[Stored dataset items]
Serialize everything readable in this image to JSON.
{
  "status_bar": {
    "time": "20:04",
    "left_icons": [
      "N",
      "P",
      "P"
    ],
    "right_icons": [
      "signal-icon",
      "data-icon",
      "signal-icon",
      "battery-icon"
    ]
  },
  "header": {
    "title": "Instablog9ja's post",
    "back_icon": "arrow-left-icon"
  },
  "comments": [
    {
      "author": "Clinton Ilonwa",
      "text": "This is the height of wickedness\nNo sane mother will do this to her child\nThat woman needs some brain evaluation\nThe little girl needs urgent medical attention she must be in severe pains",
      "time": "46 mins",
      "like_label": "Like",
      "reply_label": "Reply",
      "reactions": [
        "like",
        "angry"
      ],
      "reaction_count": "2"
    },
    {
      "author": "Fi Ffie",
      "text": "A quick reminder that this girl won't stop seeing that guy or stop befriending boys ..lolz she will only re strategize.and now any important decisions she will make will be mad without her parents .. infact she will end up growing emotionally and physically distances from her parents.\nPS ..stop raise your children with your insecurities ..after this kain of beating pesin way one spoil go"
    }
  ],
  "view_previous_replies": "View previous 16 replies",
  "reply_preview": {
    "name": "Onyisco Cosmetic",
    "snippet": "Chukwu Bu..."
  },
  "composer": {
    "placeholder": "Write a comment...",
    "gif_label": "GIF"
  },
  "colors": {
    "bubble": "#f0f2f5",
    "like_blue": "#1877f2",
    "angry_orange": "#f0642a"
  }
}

» Task directions:
Go through the data and gather every line that holds "author".

» Completed exercise:
      "author": "Clinton Ilonwa",
      "author": "Fi Ffie",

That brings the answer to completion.